Your copy of the material must match it exactly, except that pictures are dropped.

## START GIVEN INFORMATION

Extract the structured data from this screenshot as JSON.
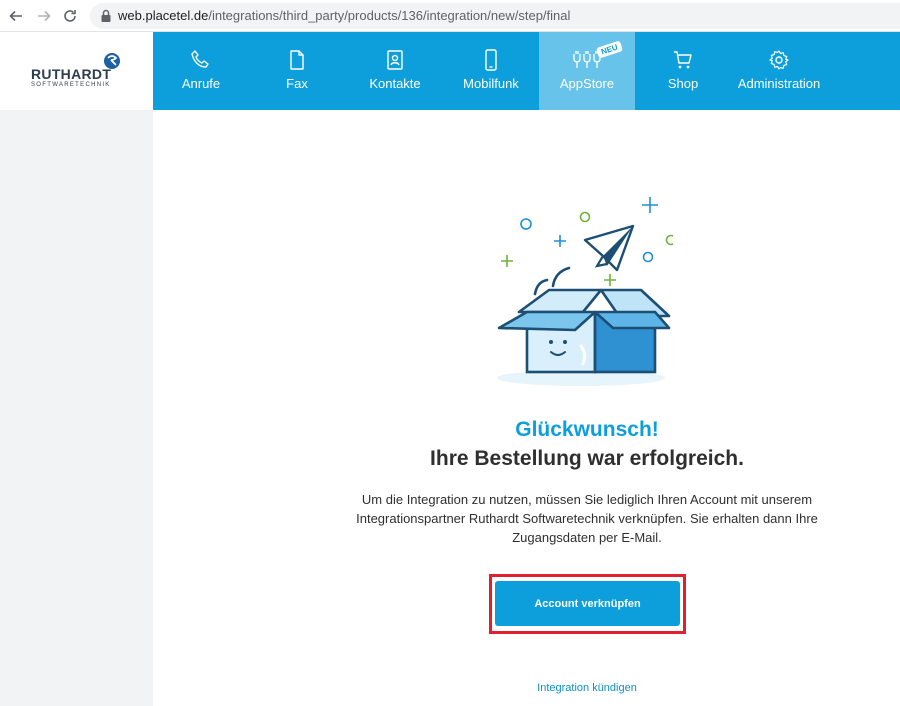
{
  "browser": {
    "url_host": "web.placetel.de",
    "url_path": "/integrations/third_party/products/136/integration/new/step/final"
  },
  "brand": {
    "name": "RUTHARDT",
    "subtitle": "SOFTWARETECHNIK",
    "primary_color": "#0c9fdb",
    "active_tab_color": "#67c3ea",
    "highlight_color": "#e0202e"
  },
  "nav": {
    "items": [
      {
        "label": "Anrufe",
        "icon": "phone-icon"
      },
      {
        "label": "Fax",
        "icon": "document-icon"
      },
      {
        "label": "Kontakte",
        "icon": "contacts-icon"
      },
      {
        "label": "Mobilfunk",
        "icon": "mobile-icon"
      },
      {
        "label": "AppStore",
        "icon": "plug-icon",
        "active": true,
        "badge": "NEU"
      },
      {
        "label": "Shop",
        "icon": "cart-icon"
      },
      {
        "label": "Administration",
        "icon": "gear-icon"
      }
    ]
  },
  "main": {
    "headline": "Glückwunsch!",
    "subline": "Ihre Bestellung war erfolgreich.",
    "description": "Um die Integration zu nutzen, müssen Sie lediglich Ihren Account mit unserem Integrationspartner Ruthardt Softwaretechnik verknüpfen. Sie erhalten dann Ihre Zugangsdaten per E-Mail.",
    "button_label": "Account verknüpfen",
    "cancel_label": "Integration kündigen"
  }
}
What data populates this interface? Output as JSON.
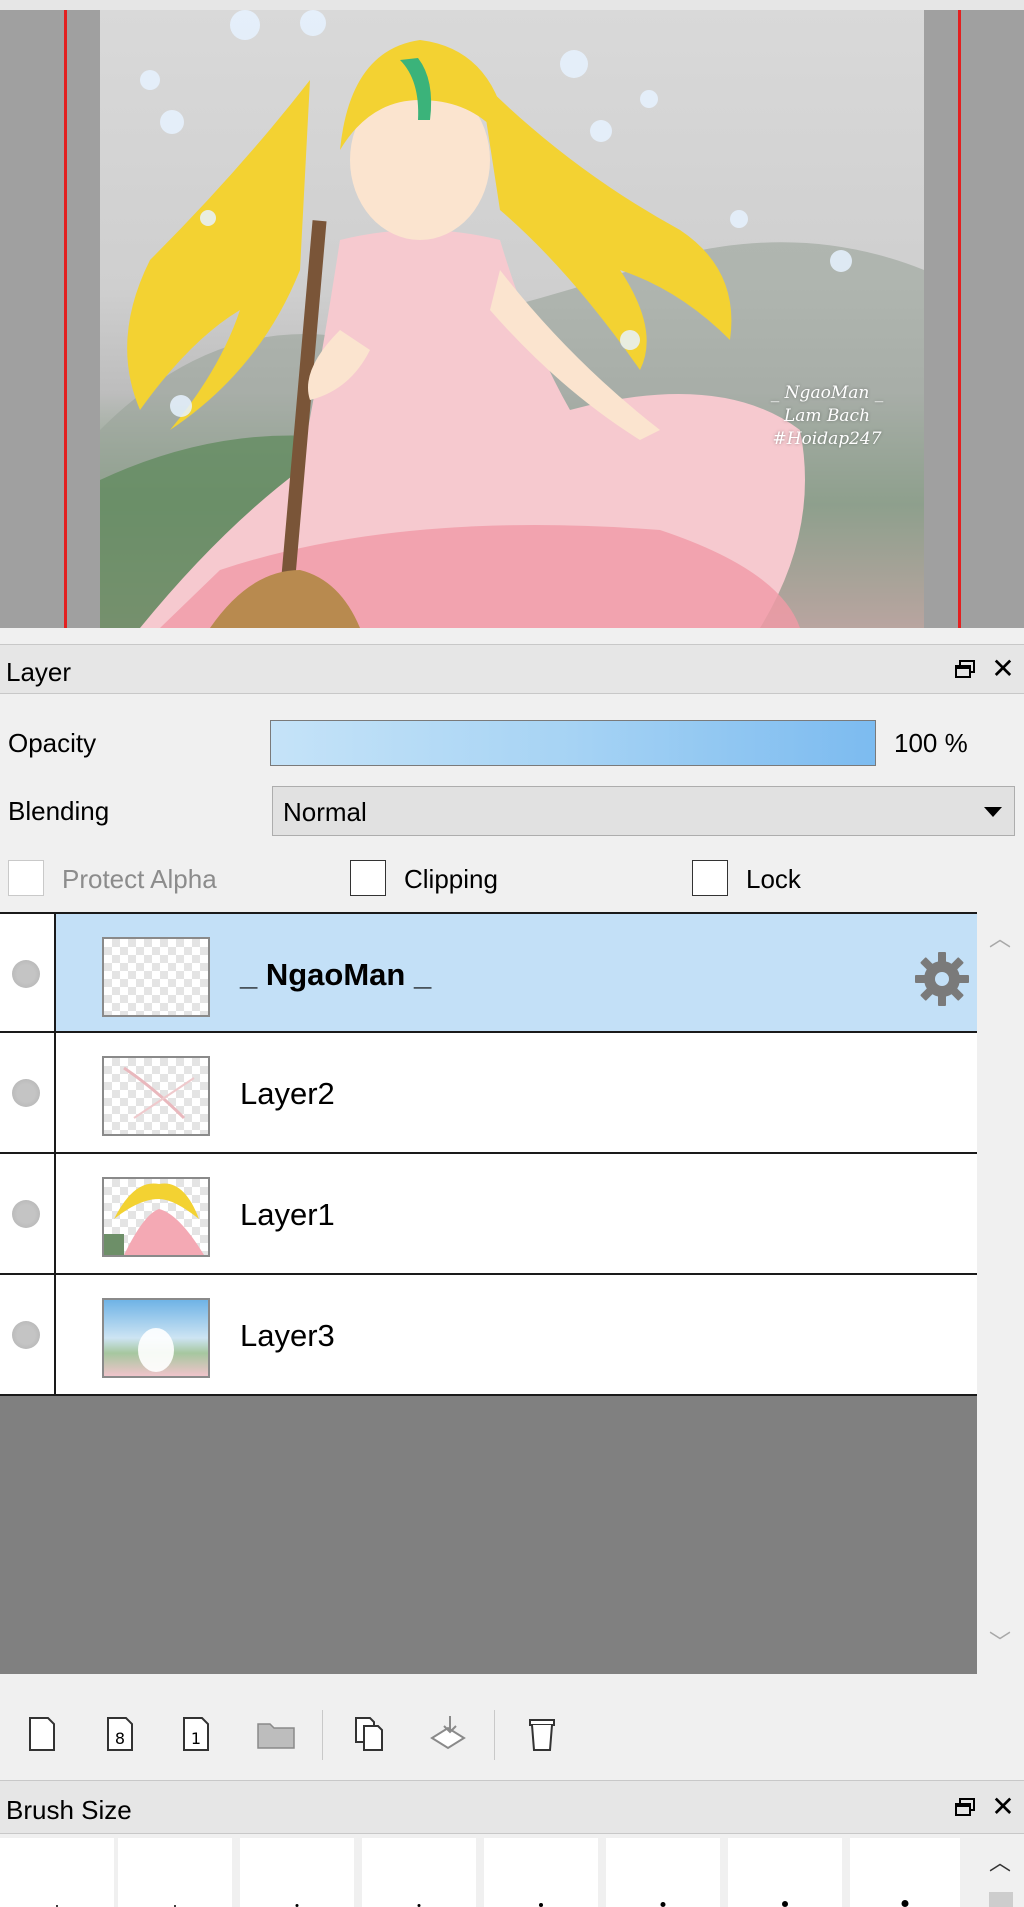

## END GIVEN INFORMATION

> **FINISHED ANSWER**:
Extract the structured data from this screenshot as JSON.
{
  "browser": {
    "url_host": "web.placetel.de",
    "url_path": "/integrations/third_party/products/136/integration/new/step/final"
  },
  "brand": {
    "name": "RUTHARDT",
    "subtitle": "SOFTWARETECHNIK",
    "primary_color": "#0c9fdb",
    "active_tab_color": "#67c3ea",
    "highlight_color": "#e0202e"
  },
  "nav": {
    "items": [
      {
        "label": "Anrufe",
        "icon": "phone-icon"
      },
      {
        "label": "Fax",
        "icon": "document-icon"
      },
      {
        "label": "Kontakte",
        "icon": "contacts-icon"
      },
      {
        "label": "Mobilfunk",
        "icon": "mobile-icon"
      },
      {
        "label": "AppStore",
        "icon": "plug-icon",
        "active": true,
        "badge": "NEU"
      },
      {
        "label": "Shop",
        "icon": "cart-icon"
      },
      {
        "label": "Administration",
        "icon": "gear-icon"
      }
    ]
  },
  "main": {
    "headline": "Glückwunsch!",
    "subline": "Ihre Bestellung war erfolgreich.",
    "description": "Um die Integration zu nutzen, müssen Sie lediglich Ihren Account mit unserem Integrationspartner Ruthardt Softwaretechnik verknüpfen. Sie erhalten dann Ihre Zugangsdaten per E-Mail.",
    "button_label": "Account verknüpfen",
    "cancel_label": "Integration kündigen"
  }
}
What data populates this interface? Output as JSON.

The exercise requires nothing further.